Problem statement: Write out all the entries word for word and omit any pictures.

[Collected data]
——

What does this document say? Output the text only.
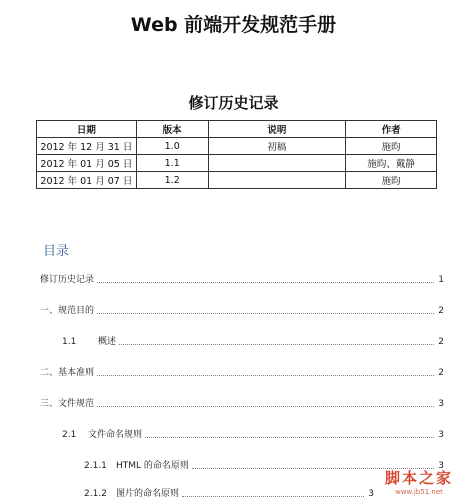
Web 前端开发规范手册
修订历史记录
日期	版本	说明	作者
2012 年 12 月 31 日	1.0	初稿	施昀
2012 年 01 月 05 日	1.1		施昀、戴静
2012 年 01 月 07 日	1.2		施昀
目录
修订历史记录	1
一、规范目的	2
1.1	概述	2
二、基本准则	2
三、文件规范	3
2.1	文件命名规则	3
2.1.1	HTML 的命名原则	3
2.1.2	图片的命名原则	3
脚本之家
www.jb51.net
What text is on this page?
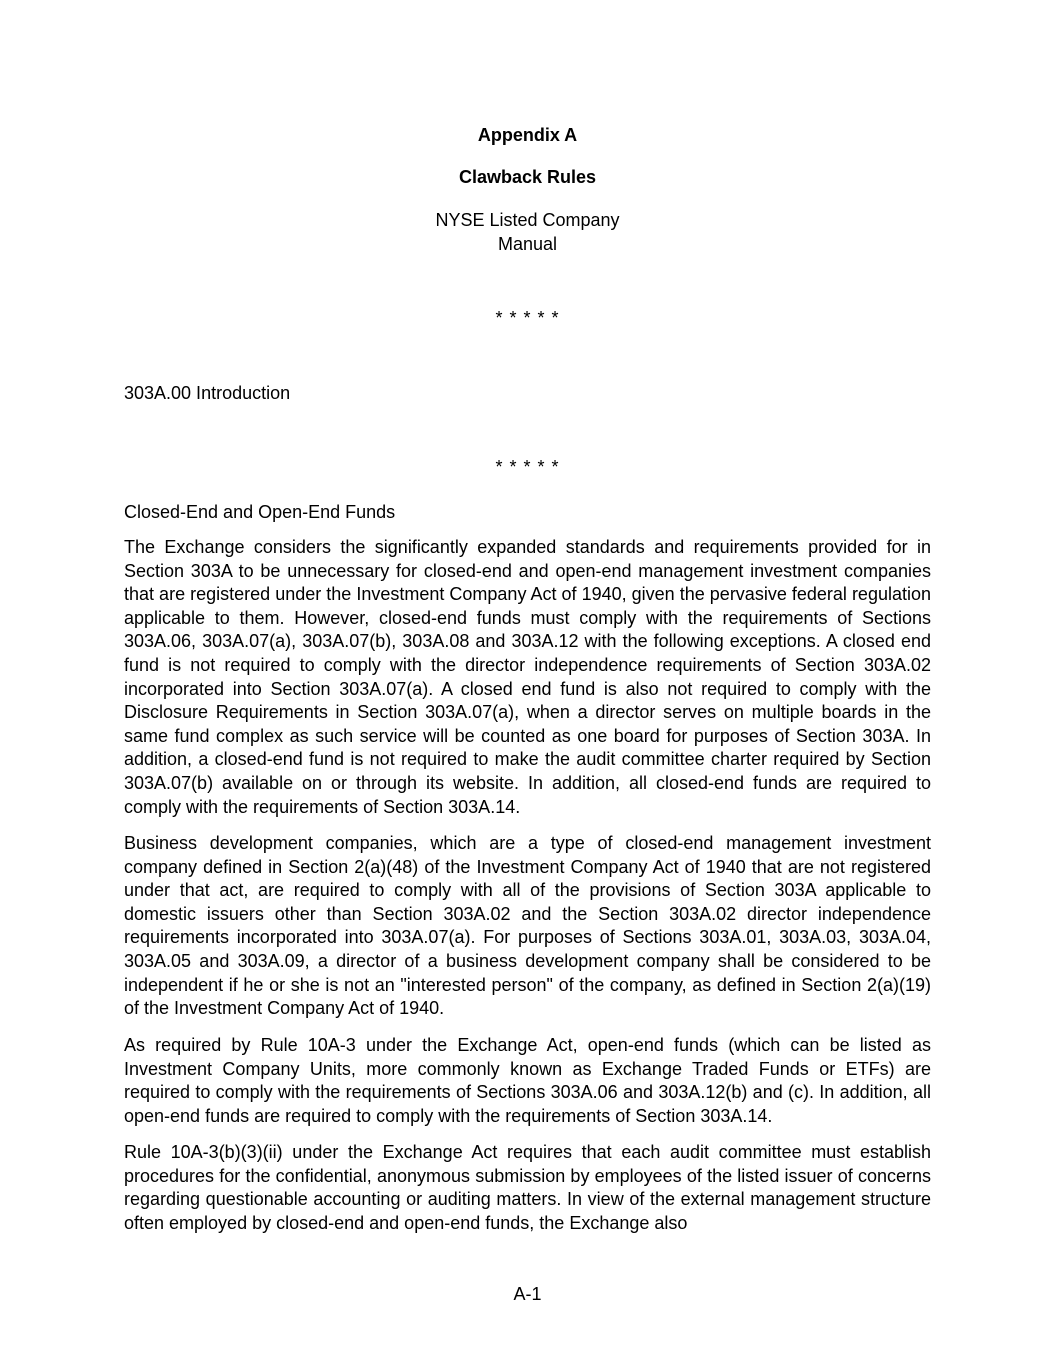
Appendix A
Clawback Rules
NYSE Listed Company
Manual
* * * * *
303A.00 Introduction
* * * * *
Closed-End and Open-End Funds
The Exchange considers the significantly expanded standards and requirements provided for in Section 303A to be unnecessary for closed-end and open-end management investment companies that are registered under the Investment Company Act of 1940, given the pervasive federal regulation applicable to them. However, closed-end funds must comply with the requirements of Sections 303A.06, 303A.07(a), 303A.07(b), 303A.08 and 303A.12 with the following exceptions. A closed end fund is not required to comply with the director independence requirements of Section 303A.02 incorporated into Section 303A.07(a). A closed end fund is also not required to comply with the Disclosure Requirements in Section 303A.07(a), when a director serves on multiple boards in the same fund complex as such service will be counted as one board for purposes of Section 303A. In addition, a closed-end fund is not required to make the audit committee charter required by Section 303A.07(b) available on or through its website. In addition, all closed-end funds are required to comply with the requirements of Section 303A.14.
Business development companies, which are a type of closed-end management investment company defined in Section 2(a)(48) of the Investment Company Act of 1940 that are not registered under that act, are required to comply with all of the provisions of Section 303A applicable to domestic issuers other than Section 303A.02 and the Section 303A.02 director independence requirements incorporated into 303A.07(a). For purposes of Sections 303A.01, 303A.03, 303A.04, 303A.05 and 303A.09, a director of a business development company shall be considered to be independent if he or she is not an "interested person" of the company, as defined in Section 2(a)(19) of the Investment Company Act of 1940.
As required by Rule 10A-3 under the Exchange Act, open-end funds (which can be listed as Investment Company Units, more commonly known as Exchange Traded Funds or ETFs) are required to comply with the requirements of Sections 303A.06 and 303A.12(b) and (c). In addition, all open-end funds are required to comply with the requirements of Section 303A.14.
Rule 10A-3(b)(3)(ii) under the Exchange Act requires that each audit committee must establish procedures for the confidential, anonymous submission by employees of the listed issuer of concerns regarding questionable accounting or auditing matters. In view of the external management structure often employed by closed-end and open-end funds, the Exchange also
A-1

——

Answer for this exercise:
What does this document say? Output the text only.
Web 前端开发规范手册
修订历史记录
日期	版本	说明	作者
2012 年 12 月 31 日	1.0	初稿	施昀
2012 年 01 月 05 日	1.1		施昀、戴静
2012 年 01 月 07 日	1.2		施昀
目录
修订历史记录	1
一、规范目的	2
1.1	概述	2
二、基本准则	2
三、文件规范	3
2.1	文件命名规则	3
2.1.1	HTML 的命名原则	3
2.1.2	图片的命名原则	3
脚本之家
www.jb51.net
What text is on this page?
Appendix A
Clawback Rules
NYSE Listed Company
Manual
* * * * *
303A.00 Introduction
* * * * *
Closed-End and Open-End Funds
The Exchange considers the significantly expanded standards and requirements provided for in Section 303A to be unnecessary for closed-end and open-end management investment companies that are registered under the Investment Company Act of 1940, given the pervasive federal regulation applicable to them. However, closed-end funds must comply with the requirements of Sections 303A.06, 303A.07(a), 303A.07(b), 303A.08 and 303A.12 with the following exceptions. A closed end fund is not required to comply with the director independence requirements of Section 303A.02 incorporated into Section 303A.07(a). A closed end fund is also not required to comply with the Disclosure Requirements in Section 303A.07(a), when a director serves on multiple boards in the same fund complex as such service will be counted as one board for purposes of Section 303A. In addition, a closed-end fund is not required to make the audit committee charter required by Section 303A.07(b) available on or through its website. In addition, all closed-end funds are required to comply with the requirements of Section 303A.14.
Business development companies, which are a type of closed-end management investment company defined in Section 2(a)(48) of the Investment Company Act of 1940 that are not registered under that act, are required to comply with all of the provisions of Section 303A applicable to domestic issuers other than Section 303A.02 and the Section 303A.02 director independence requirements incorporated into 303A.07(a). For purposes of Sections 303A.01, 303A.03, 303A.04, 303A.05 and 303A.09, a director of a business development company shall be considered to be independent if he or she is not an "interested person" of the company, as defined in Section 2(a)(19) of the Investment Company Act of 1940.
As required by Rule 10A-3 under the Exchange Act, open-end funds (which can be listed as Investment Company Units, more commonly known as Exchange Traded Funds or ETFs) are required to comply with the requirements of Sections 303A.06 and 303A.12(b) and (c). In addition, all open-end funds are required to comply with the requirements of Section 303A.14.
Rule 10A-3(b)(3)(ii) under the Exchange Act requires that each audit committee must establish procedures for the confidential, anonymous submission by employees of the listed issuer of concerns regarding questionable accounting or auditing matters. In view of the external management structure often employed by closed-end and open-end funds, the Exchange also
A-1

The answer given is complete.